§ **DIRECTIONS**
Print, exactly as given, each line of the data from the line containing "Parse this screenshot: output" up to and including its last line.

§ **DATA PROVIDED**

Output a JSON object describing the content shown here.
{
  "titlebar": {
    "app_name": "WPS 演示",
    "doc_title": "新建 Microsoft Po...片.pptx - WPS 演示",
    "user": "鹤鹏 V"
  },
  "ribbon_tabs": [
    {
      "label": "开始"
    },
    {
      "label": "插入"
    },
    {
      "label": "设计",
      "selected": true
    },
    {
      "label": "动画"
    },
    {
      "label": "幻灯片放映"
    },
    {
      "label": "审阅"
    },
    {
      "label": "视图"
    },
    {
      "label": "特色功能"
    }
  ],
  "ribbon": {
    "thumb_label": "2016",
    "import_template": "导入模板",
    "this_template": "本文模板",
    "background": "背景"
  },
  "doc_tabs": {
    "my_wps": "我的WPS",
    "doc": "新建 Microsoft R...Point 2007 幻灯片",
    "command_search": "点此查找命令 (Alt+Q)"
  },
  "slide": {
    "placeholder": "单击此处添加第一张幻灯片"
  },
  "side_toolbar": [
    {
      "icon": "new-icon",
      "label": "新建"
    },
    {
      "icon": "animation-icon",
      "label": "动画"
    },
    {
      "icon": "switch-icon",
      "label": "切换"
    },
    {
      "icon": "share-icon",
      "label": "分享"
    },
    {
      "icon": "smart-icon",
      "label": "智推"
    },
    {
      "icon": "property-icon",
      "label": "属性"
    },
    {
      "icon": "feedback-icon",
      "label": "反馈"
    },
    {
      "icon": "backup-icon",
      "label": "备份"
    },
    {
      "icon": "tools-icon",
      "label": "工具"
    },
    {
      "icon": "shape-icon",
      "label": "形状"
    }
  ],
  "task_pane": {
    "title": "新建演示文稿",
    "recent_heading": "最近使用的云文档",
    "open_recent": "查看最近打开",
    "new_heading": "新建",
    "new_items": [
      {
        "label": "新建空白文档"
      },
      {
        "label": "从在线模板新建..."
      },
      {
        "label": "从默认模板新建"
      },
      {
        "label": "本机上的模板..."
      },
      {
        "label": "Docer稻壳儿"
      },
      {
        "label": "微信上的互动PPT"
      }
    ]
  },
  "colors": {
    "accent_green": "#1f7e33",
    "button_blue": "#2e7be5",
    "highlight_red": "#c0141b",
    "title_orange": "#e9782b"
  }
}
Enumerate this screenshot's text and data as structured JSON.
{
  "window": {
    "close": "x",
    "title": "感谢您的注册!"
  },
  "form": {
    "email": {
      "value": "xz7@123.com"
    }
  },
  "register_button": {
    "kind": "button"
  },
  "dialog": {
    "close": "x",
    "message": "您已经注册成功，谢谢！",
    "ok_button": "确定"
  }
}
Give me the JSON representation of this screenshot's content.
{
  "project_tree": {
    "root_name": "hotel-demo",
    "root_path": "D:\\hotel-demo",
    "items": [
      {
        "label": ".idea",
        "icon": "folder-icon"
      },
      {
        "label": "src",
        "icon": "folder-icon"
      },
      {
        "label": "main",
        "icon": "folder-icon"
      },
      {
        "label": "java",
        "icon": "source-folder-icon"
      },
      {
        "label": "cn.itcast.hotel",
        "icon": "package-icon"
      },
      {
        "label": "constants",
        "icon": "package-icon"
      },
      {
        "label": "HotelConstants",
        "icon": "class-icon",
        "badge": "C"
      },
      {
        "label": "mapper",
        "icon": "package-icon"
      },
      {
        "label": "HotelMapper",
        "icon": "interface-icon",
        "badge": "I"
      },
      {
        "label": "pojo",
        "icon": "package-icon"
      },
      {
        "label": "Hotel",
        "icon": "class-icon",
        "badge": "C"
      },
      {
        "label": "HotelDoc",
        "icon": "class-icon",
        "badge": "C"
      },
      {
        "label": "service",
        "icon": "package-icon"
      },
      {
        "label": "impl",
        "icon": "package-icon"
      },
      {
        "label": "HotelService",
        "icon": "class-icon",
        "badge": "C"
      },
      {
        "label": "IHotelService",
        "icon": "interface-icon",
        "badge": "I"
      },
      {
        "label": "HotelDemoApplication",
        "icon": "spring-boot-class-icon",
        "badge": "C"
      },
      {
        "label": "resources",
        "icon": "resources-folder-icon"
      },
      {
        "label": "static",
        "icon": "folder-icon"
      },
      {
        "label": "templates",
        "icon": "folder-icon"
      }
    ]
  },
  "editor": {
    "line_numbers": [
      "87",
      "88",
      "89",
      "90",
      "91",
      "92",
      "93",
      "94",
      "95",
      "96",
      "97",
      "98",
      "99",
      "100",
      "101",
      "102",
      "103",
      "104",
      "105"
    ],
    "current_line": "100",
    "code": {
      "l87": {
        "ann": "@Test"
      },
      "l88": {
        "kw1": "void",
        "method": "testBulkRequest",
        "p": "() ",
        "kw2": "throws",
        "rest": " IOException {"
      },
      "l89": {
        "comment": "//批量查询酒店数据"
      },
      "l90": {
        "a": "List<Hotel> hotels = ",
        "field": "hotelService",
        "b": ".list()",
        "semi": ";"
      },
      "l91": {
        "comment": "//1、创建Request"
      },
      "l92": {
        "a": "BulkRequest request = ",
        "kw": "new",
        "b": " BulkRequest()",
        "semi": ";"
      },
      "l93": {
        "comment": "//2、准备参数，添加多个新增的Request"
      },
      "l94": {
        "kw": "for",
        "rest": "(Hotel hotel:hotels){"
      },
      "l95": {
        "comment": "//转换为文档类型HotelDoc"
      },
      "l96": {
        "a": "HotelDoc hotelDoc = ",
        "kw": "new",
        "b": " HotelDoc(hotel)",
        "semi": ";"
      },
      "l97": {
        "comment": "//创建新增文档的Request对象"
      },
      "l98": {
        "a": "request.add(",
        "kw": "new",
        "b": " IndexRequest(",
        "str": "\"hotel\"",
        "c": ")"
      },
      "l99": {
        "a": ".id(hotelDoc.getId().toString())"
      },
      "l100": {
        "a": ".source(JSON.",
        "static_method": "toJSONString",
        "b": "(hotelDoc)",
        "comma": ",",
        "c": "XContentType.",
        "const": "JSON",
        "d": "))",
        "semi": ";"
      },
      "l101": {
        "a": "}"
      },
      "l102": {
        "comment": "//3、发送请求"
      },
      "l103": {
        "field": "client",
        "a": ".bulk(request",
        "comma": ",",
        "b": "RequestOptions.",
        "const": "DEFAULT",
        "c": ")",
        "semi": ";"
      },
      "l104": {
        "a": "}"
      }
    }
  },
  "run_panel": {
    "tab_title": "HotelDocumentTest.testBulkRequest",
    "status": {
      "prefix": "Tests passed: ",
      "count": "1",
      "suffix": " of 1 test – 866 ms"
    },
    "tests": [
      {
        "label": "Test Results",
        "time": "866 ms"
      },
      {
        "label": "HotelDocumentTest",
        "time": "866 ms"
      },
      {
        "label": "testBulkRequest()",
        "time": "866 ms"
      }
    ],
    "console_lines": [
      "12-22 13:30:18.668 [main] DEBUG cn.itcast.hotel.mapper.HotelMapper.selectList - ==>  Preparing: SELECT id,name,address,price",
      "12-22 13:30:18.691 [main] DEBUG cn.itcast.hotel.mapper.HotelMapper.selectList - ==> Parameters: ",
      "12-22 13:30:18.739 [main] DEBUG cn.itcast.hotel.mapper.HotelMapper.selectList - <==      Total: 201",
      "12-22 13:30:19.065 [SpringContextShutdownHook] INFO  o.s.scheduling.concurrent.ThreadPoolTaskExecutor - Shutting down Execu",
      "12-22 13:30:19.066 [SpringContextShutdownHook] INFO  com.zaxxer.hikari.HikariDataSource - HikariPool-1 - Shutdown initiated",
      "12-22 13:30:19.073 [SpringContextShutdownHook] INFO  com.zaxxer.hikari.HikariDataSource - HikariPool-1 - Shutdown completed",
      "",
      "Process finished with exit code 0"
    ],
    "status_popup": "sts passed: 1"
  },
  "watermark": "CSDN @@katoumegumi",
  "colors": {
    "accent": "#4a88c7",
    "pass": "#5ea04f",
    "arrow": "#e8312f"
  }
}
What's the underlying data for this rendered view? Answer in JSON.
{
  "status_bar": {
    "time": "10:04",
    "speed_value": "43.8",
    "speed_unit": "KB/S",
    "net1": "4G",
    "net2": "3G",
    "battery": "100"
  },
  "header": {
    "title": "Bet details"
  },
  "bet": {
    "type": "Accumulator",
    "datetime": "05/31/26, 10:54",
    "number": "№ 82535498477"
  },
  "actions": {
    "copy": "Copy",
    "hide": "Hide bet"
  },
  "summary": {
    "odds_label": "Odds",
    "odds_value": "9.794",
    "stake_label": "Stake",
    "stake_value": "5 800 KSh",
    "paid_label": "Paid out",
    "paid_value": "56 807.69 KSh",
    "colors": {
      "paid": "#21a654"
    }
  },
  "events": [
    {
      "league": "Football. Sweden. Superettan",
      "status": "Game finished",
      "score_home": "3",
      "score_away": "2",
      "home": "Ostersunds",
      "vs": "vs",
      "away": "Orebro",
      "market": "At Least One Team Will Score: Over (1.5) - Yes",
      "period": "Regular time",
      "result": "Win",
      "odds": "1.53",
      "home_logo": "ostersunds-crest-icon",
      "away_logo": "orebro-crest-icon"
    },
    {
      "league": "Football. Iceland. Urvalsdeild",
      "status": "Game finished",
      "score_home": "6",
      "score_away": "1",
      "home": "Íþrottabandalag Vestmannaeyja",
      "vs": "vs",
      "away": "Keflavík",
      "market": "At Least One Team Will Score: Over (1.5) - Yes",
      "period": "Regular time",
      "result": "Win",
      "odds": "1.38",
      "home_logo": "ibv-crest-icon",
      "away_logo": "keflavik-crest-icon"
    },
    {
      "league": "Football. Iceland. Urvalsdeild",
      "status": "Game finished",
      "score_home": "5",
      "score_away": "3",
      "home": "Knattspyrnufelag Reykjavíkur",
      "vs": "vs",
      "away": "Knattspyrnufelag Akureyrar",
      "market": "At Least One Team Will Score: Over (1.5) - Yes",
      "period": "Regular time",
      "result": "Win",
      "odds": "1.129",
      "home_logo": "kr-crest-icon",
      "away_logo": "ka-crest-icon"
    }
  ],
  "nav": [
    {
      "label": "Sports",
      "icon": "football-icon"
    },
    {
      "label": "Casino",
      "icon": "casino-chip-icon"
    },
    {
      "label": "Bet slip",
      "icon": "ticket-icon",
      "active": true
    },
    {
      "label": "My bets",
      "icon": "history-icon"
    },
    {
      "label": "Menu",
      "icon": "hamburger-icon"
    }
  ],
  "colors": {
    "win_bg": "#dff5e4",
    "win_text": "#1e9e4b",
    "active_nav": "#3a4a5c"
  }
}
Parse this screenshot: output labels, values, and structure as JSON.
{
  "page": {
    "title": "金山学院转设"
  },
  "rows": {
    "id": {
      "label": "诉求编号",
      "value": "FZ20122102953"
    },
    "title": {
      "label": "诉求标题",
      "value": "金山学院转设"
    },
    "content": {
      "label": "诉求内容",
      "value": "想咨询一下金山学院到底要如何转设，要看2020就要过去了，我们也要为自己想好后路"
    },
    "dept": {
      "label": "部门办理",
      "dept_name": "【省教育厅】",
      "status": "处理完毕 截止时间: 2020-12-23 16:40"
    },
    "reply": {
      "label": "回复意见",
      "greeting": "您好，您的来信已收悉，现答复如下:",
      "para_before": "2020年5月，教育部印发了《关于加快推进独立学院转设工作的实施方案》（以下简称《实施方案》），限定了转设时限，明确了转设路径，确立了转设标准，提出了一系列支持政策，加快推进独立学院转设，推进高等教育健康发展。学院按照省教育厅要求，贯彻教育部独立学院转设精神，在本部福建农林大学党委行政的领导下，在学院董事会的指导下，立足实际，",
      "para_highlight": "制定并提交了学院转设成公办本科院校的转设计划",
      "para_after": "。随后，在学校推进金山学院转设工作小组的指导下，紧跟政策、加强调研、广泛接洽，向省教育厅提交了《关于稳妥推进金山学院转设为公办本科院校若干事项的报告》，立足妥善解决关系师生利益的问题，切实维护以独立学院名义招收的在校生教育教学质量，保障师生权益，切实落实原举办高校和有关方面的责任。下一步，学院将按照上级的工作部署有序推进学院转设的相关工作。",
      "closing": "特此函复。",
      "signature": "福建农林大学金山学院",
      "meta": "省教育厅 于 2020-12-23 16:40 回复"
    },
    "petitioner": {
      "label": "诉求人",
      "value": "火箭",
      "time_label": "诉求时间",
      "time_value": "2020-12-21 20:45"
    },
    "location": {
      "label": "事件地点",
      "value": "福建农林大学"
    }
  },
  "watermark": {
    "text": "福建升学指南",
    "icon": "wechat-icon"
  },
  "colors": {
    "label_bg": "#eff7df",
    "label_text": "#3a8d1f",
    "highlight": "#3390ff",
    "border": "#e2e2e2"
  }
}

§ **RESULT OF THIS EXERCISE**
Parse this screenshot: output labels, values, and structure as JSON.
{
  "page": {
    "title": "金山学院转设"
  },
  "rows": {
    "id": {
      "label": "诉求编号",
      "value": "FZ20122102953"
    },
    "title": {
      "label": "诉求标题",
      "value": "金山学院转设"
    },
    "content": {
      "label": "诉求内容",
      "value": "想咨询一下金山学院到底要如何转设，要看2020就要过去了，我们也要为自己想好后路"
    },
    "dept": {
      "label": "部门办理",
      "dept_name": "【省教育厅】",
      "status": "处理完毕 截止时间: 2020-12-23 16:40"
    },
    "reply": {
      "label": "回复意见",
      "greeting": "您好，您的来信已收悉，现答复如下:",
      "para_before": "2020年5月，教育部印发了《关于加快推进独立学院转设工作的实施方案》（以下简称《实施方案》），限定了转设时限，明确了转设路径，确立了转设标准，提出了一系列支持政策，加快推进独立学院转设，推进高等教育健康发展。学院按照省教育厅要求，贯彻教育部独立学院转设精神，在本部福建农林大学党委行政的领导下，在学院董事会的指导下，立足实际，",
      "para_highlight": "制定并提交了学院转设成公办本科院校的转设计划",
      "para_after": "。随后，在学校推进金山学院转设工作小组的指导下，紧跟政策、加强调研、广泛接洽，向省教育厅提交了《关于稳妥推进金山学院转设为公办本科院校若干事项的报告》，立足妥善解决关系师生利益的问题，切实维护以独立学院名义招收的在校生教育教学质量，保障师生权益，切实落实原举办高校和有关方面的责任。下一步，学院将按照上级的工作部署有序推进学院转设的相关工作。",
      "closing": "特此函复。",
      "signature": "福建农林大学金山学院",
      "meta": "省教育厅 于 2020-12-23 16:40 回复"
    },
    "petitioner": {
      "label": "诉求人",
      "value": "火箭",
      "time_label": "诉求时间",
      "time_value": "2020-12-21 20:45"
    },
    "location": {
      "label": "事件地点",
      "value": "福建农林大学"
    }
  },
  "watermark": {
    "text": "福建升学指南",
    "icon": "wechat-icon"
  },
  "colors": {
    "label_bg": "#eff7df",
    "label_text": "#3a8d1f",
    "highlight": "#3390ff",
    "border": "#e2e2e2"
  }
}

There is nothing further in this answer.